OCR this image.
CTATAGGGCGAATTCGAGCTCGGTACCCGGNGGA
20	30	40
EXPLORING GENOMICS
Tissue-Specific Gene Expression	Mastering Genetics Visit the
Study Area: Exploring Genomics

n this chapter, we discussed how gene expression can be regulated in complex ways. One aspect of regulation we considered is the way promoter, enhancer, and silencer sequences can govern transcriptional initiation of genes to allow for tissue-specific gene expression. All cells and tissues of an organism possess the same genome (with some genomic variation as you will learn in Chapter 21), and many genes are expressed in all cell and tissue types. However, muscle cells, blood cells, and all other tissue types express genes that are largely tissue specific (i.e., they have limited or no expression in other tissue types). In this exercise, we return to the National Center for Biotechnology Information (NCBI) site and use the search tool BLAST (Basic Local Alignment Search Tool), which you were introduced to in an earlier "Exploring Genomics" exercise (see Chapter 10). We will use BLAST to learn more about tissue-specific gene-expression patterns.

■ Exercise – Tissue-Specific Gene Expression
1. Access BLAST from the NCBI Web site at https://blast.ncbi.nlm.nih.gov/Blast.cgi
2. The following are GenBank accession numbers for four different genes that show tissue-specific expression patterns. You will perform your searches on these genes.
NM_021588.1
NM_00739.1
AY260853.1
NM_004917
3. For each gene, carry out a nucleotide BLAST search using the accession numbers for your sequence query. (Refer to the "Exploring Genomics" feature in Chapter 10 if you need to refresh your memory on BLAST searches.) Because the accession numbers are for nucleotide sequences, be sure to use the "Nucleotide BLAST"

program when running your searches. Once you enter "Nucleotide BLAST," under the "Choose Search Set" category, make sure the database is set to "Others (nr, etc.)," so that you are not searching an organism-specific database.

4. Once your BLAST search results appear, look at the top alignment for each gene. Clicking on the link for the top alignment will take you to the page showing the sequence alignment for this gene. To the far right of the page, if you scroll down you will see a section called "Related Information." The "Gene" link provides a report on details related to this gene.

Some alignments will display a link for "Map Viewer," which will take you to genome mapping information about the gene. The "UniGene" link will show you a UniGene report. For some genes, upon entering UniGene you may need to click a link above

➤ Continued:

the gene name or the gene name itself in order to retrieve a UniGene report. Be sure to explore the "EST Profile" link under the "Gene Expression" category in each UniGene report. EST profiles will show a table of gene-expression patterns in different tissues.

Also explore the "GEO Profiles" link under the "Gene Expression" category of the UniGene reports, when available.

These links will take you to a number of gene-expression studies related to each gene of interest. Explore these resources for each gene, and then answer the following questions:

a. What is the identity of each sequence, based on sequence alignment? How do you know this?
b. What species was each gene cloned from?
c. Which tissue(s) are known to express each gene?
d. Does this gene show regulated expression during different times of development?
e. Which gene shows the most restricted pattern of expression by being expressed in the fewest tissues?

PROBLEM DESCRIPTION:
Restate all of the entries exactly, please.

YOUR RESPONSE:
OCR this image.
CTATAGGGCGAATTCGAGCTCGGTACCCGGNGGA
20	30	40
EXPLORING GENOMICS
Tissue-Specific Gene Expression	Mastering Genetics Visit the
Study Area: Exploring Genomics

n this chapter, we discussed how gene expression can be regulated in complex ways. One aspect of regulation we considered is the way promoter, enhancer, and silencer sequences can govern transcriptional initiation of genes to allow for tissue-specific gene expression. All cells and tissues of an organism possess the same genome (with some genomic variation as you will learn in Chapter 21), and many genes are expressed in all cell and tissue types. However, muscle cells, blood cells, and all other tissue types express genes that are largely tissue specific (i.e., they have limited or no expression in other tissue types). In this exercise, we return to the National Center for Biotechnology Information (NCBI) site and use the search tool BLAST (Basic Local Alignment Search Tool), which you were introduced to in an earlier "Exploring Genomics" exercise (see Chapter 10). We will use BLAST to learn more about tissue-specific gene-expression patterns.

■ Exercise – Tissue-Specific Gene Expression
1. Access BLAST from the NCBI Web site at https://blast.ncbi.nlm.nih.gov/Blast.cgi
2. The following are GenBank accession numbers for four different genes that show tissue-specific expression patterns. You will perform your searches on these genes.
NM_021588.1
NM_00739.1
AY260853.1
NM_004917
3. For each gene, carry out a nucleotide BLAST search using the accession numbers for your sequence query. (Refer to the "Exploring Genomics" feature in Chapter 10 if you need to refresh your memory on BLAST searches.) Because the accession numbers are for nucleotide sequences, be sure to use the "Nucleotide BLAST"

program when running your searches. Once you enter "Nucleotide BLAST," under the "Choose Search Set" category, make sure the database is set to "Others (nr, etc.)," so that you are not searching an organism-specific database.

4. Once your BLAST search results appear, look at the top alignment for each gene. Clicking on the link for the top alignment will take you to the page showing the sequence alignment for this gene. To the far right of the page, if you scroll down you will see a section called "Related Information." The "Gene" link provides a report on details related to this gene.

Some alignments will display a link for "Map Viewer," which will take you to genome mapping information about the gene. The "UniGene" link will show you a UniGene report. For some genes, upon entering UniGene you may need to click a link above

➤ Continued:

the gene name or the gene name itself in order to retrieve a UniGene report. Be sure to explore the "EST Profile" link under the "Gene Expression" category in each UniGene report. EST profiles will show a table of gene-expression patterns in different tissues.

Also explore the "GEO Profiles" link under the "Gene Expression" category of the UniGene reports, when available.

These links will take you to a number of gene-expression studies related to each gene of interest. Explore these resources for each gene, and then answer the following questions:

a. What is the identity of each sequence, based on sequence alignment? How do you know this?
b. What species was each gene cloned from?
c. Which tissue(s) are known to express each gene?
d. Does this gene show regulated expression during different times of development?
e. Which gene shows the most restricted pattern of expression by being expressed in the fewest tissues?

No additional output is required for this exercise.